* _Exercise brief_
Repeat every line of the listing below exactly, minus the pictures.

* _Data records_

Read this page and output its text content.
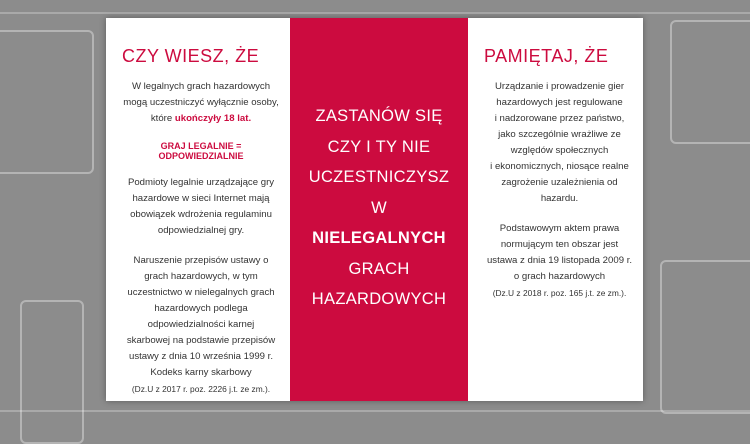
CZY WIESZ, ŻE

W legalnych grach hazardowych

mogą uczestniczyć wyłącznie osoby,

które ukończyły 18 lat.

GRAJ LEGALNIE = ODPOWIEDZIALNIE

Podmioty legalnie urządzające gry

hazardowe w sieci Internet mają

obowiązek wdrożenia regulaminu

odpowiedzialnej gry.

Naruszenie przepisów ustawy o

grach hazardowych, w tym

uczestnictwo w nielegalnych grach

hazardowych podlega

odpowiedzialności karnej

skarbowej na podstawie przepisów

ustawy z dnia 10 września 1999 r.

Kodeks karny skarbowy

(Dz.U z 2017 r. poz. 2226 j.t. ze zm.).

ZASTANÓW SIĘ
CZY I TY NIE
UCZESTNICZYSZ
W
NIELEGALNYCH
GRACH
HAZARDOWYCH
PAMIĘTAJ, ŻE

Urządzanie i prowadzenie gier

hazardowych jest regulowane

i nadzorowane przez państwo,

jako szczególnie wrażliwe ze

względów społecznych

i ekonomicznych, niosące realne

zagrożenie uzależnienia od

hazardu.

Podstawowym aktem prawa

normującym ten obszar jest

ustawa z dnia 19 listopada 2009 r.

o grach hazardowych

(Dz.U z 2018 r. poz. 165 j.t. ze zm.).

* _Solution for this problem_
Read this page and output its text content.
CZY WIESZ, ŻE

W legalnych grach hazardowych

mogą uczestniczyć wyłącznie osoby,

które ukończyły 18 lat.

GRAJ LEGALNIE = ODPOWIEDZIALNIE

Podmioty legalnie urządzające gry

hazardowe w sieci Internet mają

obowiązek wdrożenia regulaminu

odpowiedzialnej gry.

Naruszenie przepisów ustawy o

grach hazardowych, w tym

uczestnictwo w nielegalnych grach

hazardowych podlega

odpowiedzialności karnej

skarbowej na podstawie przepisów

ustawy z dnia 10 września 1999 r.

Kodeks karny skarbowy

(Dz.U z 2017 r. poz. 2226 j.t. ze zm.).

ZASTANÓW SIĘ
CZY I TY NIE
UCZESTNICZYSZ
W
NIELEGALNYCH
GRACH
HAZARDOWYCH
PAMIĘTAJ, ŻE

Urządzanie i prowadzenie gier

hazardowych jest regulowane

i nadzorowane przez państwo,

jako szczególnie wrażliwe ze

względów społecznych

i ekonomicznych, niosące realne

zagrożenie uzależnienia od

hazardu.

Podstawowym aktem prawa

normującym ten obszar jest

ustawa z dnia 19 listopada 2009 r.

o grach hazardowych

(Dz.U z 2018 r. poz. 165 j.t. ze zm.).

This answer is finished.